▶ Stated exercise
Give back the full listing, character for character, with no pictures.

*** Input data

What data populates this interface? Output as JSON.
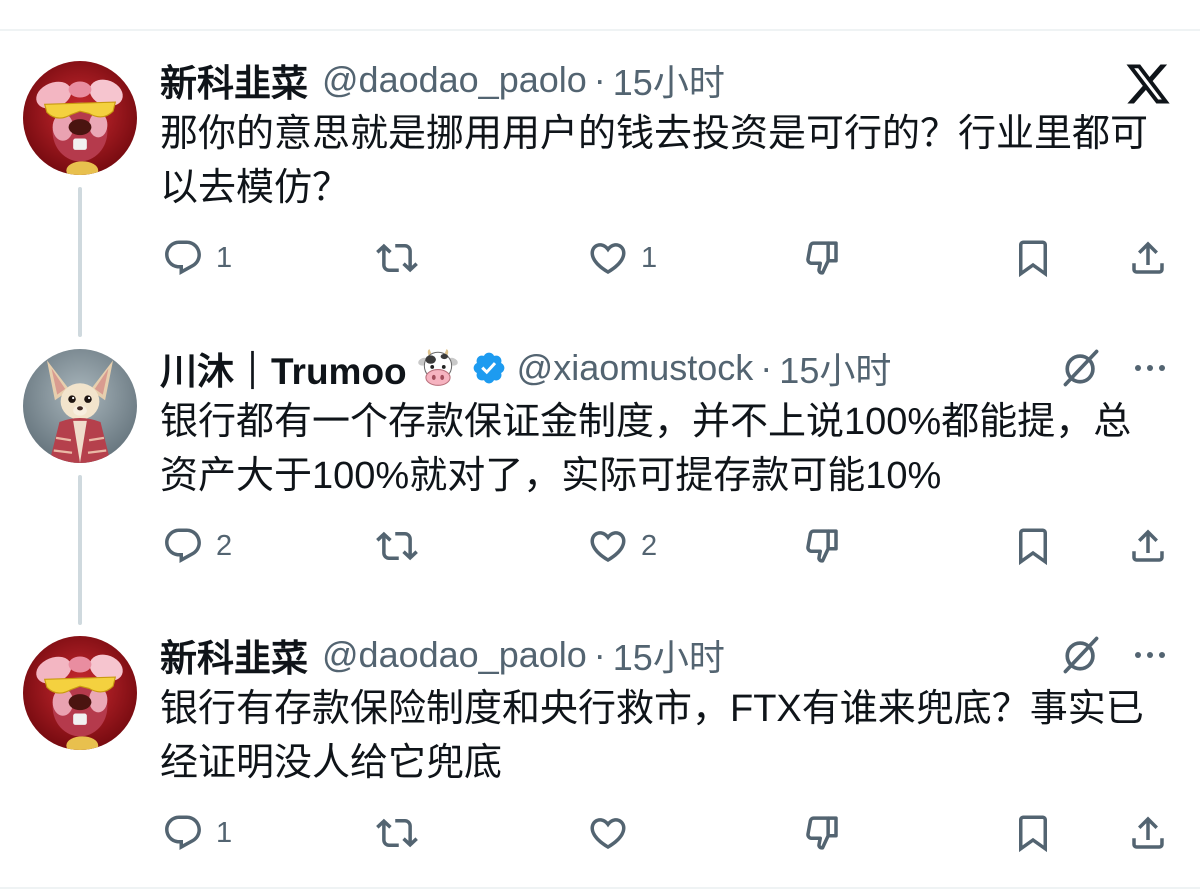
{
  "colors": {
    "text": "#0f1419",
    "muted": "#536471",
    "accent": "#1d9bf0",
    "thread_line": "#cfd9de",
    "divider": "#eff3f4"
  },
  "icons": {
    "logo": "x-logo-icon",
    "reply": "reply-icon",
    "retweet": "retweet-icon",
    "like": "heart-icon",
    "dislike": "thumbs-down-icon",
    "bookmark": "bookmark-icon",
    "share": "share-icon",
    "grok": "grok-icon",
    "more": "more-options-icon",
    "verified": "verified-badge-icon",
    "name_emoji": "cow-face-emoji-icon"
  },
  "tweets": [
    {
      "display_name": "新科韭菜",
      "handle": "@daodao_paolo",
      "separator": "·",
      "time": "15小时",
      "verified": false,
      "text_lines": [
        "那你的意思就是挪用用户的钱去投资是可行的？行业里都可",
        "以去模仿？"
      ],
      "reply_count": "1",
      "like_count": "1"
    },
    {
      "display_name": "川沐｜Trumoo",
      "handle": "@xiaomustock",
      "separator": "·",
      "time": "15小时",
      "verified": true,
      "text_lines": [
        "银行都有一个存款保证金制度，并不上说100%都能提，总",
        "资产大于100%就对了，实际可提存款可能10%"
      ],
      "reply_count": "2",
      "like_count": "2"
    },
    {
      "display_name": "新科韭菜",
      "handle": "@daodao_paolo",
      "separator": "·",
      "time": "15小时",
      "verified": false,
      "text_lines": [
        "银行有存款保险制度和央行救市，FTX有谁来兜底？事实已",
        "经证明没人给它兜底"
      ],
      "reply_count": "1"
    }
  ]
}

******

▶ Answer for the task
What data populates this interface? Output as JSON.
{
  "colors": {
    "text": "#0f1419",
    "muted": "#536471",
    "accent": "#1d9bf0",
    "thread_line": "#cfd9de",
    "divider": "#eff3f4"
  },
  "icons": {
    "logo": "x-logo-icon",
    "reply": "reply-icon",
    "retweet": "retweet-icon",
    "like": "heart-icon",
    "dislike": "thumbs-down-icon",
    "bookmark": "bookmark-icon",
    "share": "share-icon",
    "grok": "grok-icon",
    "more": "more-options-icon",
    "verified": "verified-badge-icon",
    "name_emoji": "cow-face-emoji-icon"
  },
  "tweets": [
    {
      "display_name": "新科韭菜",
      "handle": "@daodao_paolo",
      "separator": "·",
      "time": "15小时",
      "verified": false,
      "text_lines": [
        "那你的意思就是挪用用户的钱去投资是可行的？行业里都可",
        "以去模仿？"
      ],
      "reply_count": "1",
      "like_count": "1"
    },
    {
      "display_name": "川沐｜Trumoo",
      "handle": "@xiaomustock",
      "separator": "·",
      "time": "15小时",
      "verified": true,
      "text_lines": [
        "银行都有一个存款保证金制度，并不上说100%都能提，总",
        "资产大于100%就对了，实际可提存款可能10%"
      ],
      "reply_count": "2",
      "like_count": "2"
    },
    {
      "display_name": "新科韭菜",
      "handle": "@daodao_paolo",
      "separator": "·",
      "time": "15小时",
      "verified": false,
      "text_lines": [
        "银行有存款保险制度和央行救市，FTX有谁来兜底？事实已",
        "经证明没人给它兜底"
      ],
      "reply_count": "1"
    }
  ]
}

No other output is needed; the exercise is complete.